» Provided text:
↓↓↓
Ahmadinejad In New York

This article is from the archive of The New York Sun before the launch of its new website in 2022. The Sun has neither altered nor updated such articles but will seek to correct any errors, mis-categorizations or other problems introduced during transfer.

The New York Sun
The New York Sun
NEW YORK SUN CONTRIBUTOR

If the bizarre request of President Ahmadinejad to lay a wreath at ground zero has been put to rest once and for all, New Yorkers can thank three persons — the police commissioner, Raymond Kelly; Israel’s ambassador to the United Nations, Daniel Gillerman, and Matt Drudge. That, at least, is how we reconstruct the events that yesterday stunned and briefly outraged thousands of New Yorkers, a number of candidates on the hustings, and even the White House, as it looked for a while that consideration might be given to the idea that the Iranian anti-Semite and terror master, due in town for a meeting of the U.N. General Assembly, might be allowed downtown to visit the scene of Al Qaeda’s crime.

That was certainly the request from the Iranians, and our interpretation of the events is as follows. We can’t vouch for every syllable, but this is what we are told — or on one point, deduce — happened. Mr. Kelly understood that this was a non-starter from the moment he heard about it, but (this is the deducing part) wanted to make sure that key figures in the city, and elsewhere, understood what was afoot. So when, at a private dinner party at which Ambassador Gillerman was also present, Mr. Kelly was asked what he thought Mr. Ahmadinejad would want to do at ground zero, the commissioner growled that the Iranian wanted to “scout the next attack.”
↑↑↑
» Rows:
↓↓↓
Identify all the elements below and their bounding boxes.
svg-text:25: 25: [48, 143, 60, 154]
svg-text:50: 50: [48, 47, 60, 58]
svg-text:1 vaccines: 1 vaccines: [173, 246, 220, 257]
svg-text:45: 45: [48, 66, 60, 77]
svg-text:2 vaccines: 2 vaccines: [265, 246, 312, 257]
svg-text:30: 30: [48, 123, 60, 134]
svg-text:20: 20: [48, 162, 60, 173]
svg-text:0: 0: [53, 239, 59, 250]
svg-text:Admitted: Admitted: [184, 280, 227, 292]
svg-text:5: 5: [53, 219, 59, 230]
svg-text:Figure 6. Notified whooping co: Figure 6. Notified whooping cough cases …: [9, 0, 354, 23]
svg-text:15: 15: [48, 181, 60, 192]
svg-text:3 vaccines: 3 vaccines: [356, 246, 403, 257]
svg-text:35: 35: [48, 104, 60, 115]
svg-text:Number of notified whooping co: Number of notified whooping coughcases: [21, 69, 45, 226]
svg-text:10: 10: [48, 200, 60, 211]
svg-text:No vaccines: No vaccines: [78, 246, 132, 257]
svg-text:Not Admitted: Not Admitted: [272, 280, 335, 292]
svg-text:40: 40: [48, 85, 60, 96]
↑↑↑
» Problem requirements:
Answer these questions using the article on Ahmadinejad in New York:
1. Which three persons does the article say New Yorkers can thank?
2. What did President Ahmadinejad request to do at ground zero?
3. At the private dinner party, what did Mr. Kelly say the Iranian wanted to do?
The records have no connection to the article on Ahmadinejad in New York.

» Task result:
1. Raymond Kelly, Daniel Gillerman and Matt Drudge.
2. To lay a wreath there.
3. To "scout the next attack."